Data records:
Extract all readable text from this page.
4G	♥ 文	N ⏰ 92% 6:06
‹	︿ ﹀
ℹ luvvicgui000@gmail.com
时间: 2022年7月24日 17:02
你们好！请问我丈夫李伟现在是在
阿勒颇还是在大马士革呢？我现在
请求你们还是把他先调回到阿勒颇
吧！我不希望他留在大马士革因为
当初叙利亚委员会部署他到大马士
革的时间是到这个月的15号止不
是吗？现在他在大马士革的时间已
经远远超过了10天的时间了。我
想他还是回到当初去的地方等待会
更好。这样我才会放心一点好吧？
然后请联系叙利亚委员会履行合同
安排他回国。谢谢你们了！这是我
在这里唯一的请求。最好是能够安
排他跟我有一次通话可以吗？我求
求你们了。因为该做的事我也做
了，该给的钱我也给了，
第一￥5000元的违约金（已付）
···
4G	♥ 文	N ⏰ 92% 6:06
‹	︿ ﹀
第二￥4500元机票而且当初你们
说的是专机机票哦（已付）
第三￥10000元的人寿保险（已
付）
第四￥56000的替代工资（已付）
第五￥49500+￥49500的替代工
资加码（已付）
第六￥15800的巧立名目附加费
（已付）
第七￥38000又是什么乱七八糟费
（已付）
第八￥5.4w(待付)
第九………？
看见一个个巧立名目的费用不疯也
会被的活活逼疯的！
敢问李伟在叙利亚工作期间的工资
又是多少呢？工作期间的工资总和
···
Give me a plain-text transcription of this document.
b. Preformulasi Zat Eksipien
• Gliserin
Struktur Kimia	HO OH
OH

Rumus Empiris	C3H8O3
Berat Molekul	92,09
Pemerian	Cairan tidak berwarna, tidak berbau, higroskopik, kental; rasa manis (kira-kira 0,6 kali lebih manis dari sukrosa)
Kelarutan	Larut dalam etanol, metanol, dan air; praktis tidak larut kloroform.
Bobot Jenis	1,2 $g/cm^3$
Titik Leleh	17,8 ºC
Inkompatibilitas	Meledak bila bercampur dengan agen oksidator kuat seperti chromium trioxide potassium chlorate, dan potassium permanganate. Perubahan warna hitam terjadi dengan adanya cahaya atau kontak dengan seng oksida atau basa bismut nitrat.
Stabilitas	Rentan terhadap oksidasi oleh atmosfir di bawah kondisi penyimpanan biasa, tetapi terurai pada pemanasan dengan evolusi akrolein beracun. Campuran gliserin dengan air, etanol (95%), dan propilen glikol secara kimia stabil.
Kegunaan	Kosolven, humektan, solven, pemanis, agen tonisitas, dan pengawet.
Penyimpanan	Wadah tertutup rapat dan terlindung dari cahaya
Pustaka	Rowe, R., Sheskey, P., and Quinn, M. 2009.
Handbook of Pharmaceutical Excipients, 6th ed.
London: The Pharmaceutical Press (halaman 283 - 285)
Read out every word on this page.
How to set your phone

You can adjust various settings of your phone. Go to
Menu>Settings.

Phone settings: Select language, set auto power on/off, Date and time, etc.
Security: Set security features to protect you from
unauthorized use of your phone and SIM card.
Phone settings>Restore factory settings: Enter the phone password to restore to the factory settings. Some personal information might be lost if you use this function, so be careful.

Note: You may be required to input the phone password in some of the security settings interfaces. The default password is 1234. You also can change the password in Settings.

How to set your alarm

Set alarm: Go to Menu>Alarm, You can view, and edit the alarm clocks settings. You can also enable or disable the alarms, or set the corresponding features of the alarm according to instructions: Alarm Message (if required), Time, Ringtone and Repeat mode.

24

**Goal**
Repeat the material above in full, quoting it exactly.

**Answer to the problem**
Extract all readable text from this page.
4G	♥ 文	N ⏰ 92% 6:06
‹	︿ ﹀
ℹ luvvicgui000@gmail.com
时间: 2022年7月24日 17:02
你们好！请问我丈夫李伟现在是在
阿勒颇还是在大马士革呢？我现在
请求你们还是把他先调回到阿勒颇
吧！我不希望他留在大马士革因为
当初叙利亚委员会部署他到大马士
革的时间是到这个月的15号止不
是吗？现在他在大马士革的时间已
经远远超过了10天的时间了。我
想他还是回到当初去的地方等待会
更好。这样我才会放心一点好吧？
然后请联系叙利亚委员会履行合同
安排他回国。谢谢你们了！这是我
在这里唯一的请求。最好是能够安
排他跟我有一次通话可以吗？我求
求你们了。因为该做的事我也做
了，该给的钱我也给了，
第一￥5000元的违约金（已付）
···
4G	♥ 文	N ⏰ 92% 6:06
‹	︿ ﹀
第二￥4500元机票而且当初你们
说的是专机机票哦（已付）
第三￥10000元的人寿保险（已
付）
第四￥56000的替代工资（已付）
第五￥49500+￥49500的替代工
资加码（已付）
第六￥15800的巧立名目附加费
（已付）
第七￥38000又是什么乱七八糟费
（已付）
第八￥5.4w(待付)
第九………？
看见一个个巧立名目的费用不疯也
会被的活活逼疯的！
敢问李伟在叙利亚工作期间的工资
又是多少呢？工作期间的工资总和
···
Give me a plain-text transcription of this document.
b. Preformulasi Zat Eksipien
• Gliserin
Struktur Kimia	HO OH
OH

Rumus Empiris	C3H8O3
Berat Molekul	92,09
Pemerian	Cairan tidak berwarna, tidak berbau, higroskopik, kental; rasa manis (kira-kira 0,6 kali lebih manis dari sukrosa)
Kelarutan	Larut dalam etanol, metanol, dan air; praktis tidak larut kloroform.
Bobot Jenis	1,2 $g/cm^3$
Titik Leleh	17,8 ºC
Inkompatibilitas	Meledak bila bercampur dengan agen oksidator kuat seperti chromium trioxide potassium chlorate, dan potassium permanganate. Perubahan warna hitam terjadi dengan adanya cahaya atau kontak dengan seng oksida atau basa bismut nitrat.
Stabilitas	Rentan terhadap oksidasi oleh atmosfir di bawah kondisi penyimpanan biasa, tetapi terurai pada pemanasan dengan evolusi akrolein beracun. Campuran gliserin dengan air, etanol (95%), dan propilen glikol secara kimia stabil.
Kegunaan	Kosolven, humektan, solven, pemanis, agen tonisitas, dan pengawet.
Penyimpanan	Wadah tertutup rapat dan terlindung dari cahaya
Pustaka	Rowe, R., Sheskey, P., and Quinn, M. 2009.
Handbook of Pharmaceutical Excipients, 6th ed.
London: The Pharmaceutical Press (halaman 283 - 285)
Read out every word on this page.
How to set your phone

You can adjust various settings of your phone. Go to
Menu>Settings.

Phone settings: Select language, set auto power on/off, Date and time, etc.
Security: Set security features to protect you from
unauthorized use of your phone and SIM card.
Phone settings>Restore factory settings: Enter the phone password to restore to the factory settings. Some personal information might be lost if you use this function, so be careful.

Note: You may be required to input the phone password in some of the security settings interfaces. The default password is 1234. You also can change the password in Settings.

How to set your alarm

Set alarm: Go to Menu>Alarm, You can view, and edit the alarm clocks settings. You can also enable or disable the alarms, or set the corresponding features of the alarm according to instructions: Alarm Message (if required), Time, Ringtone and Repeat mode.

24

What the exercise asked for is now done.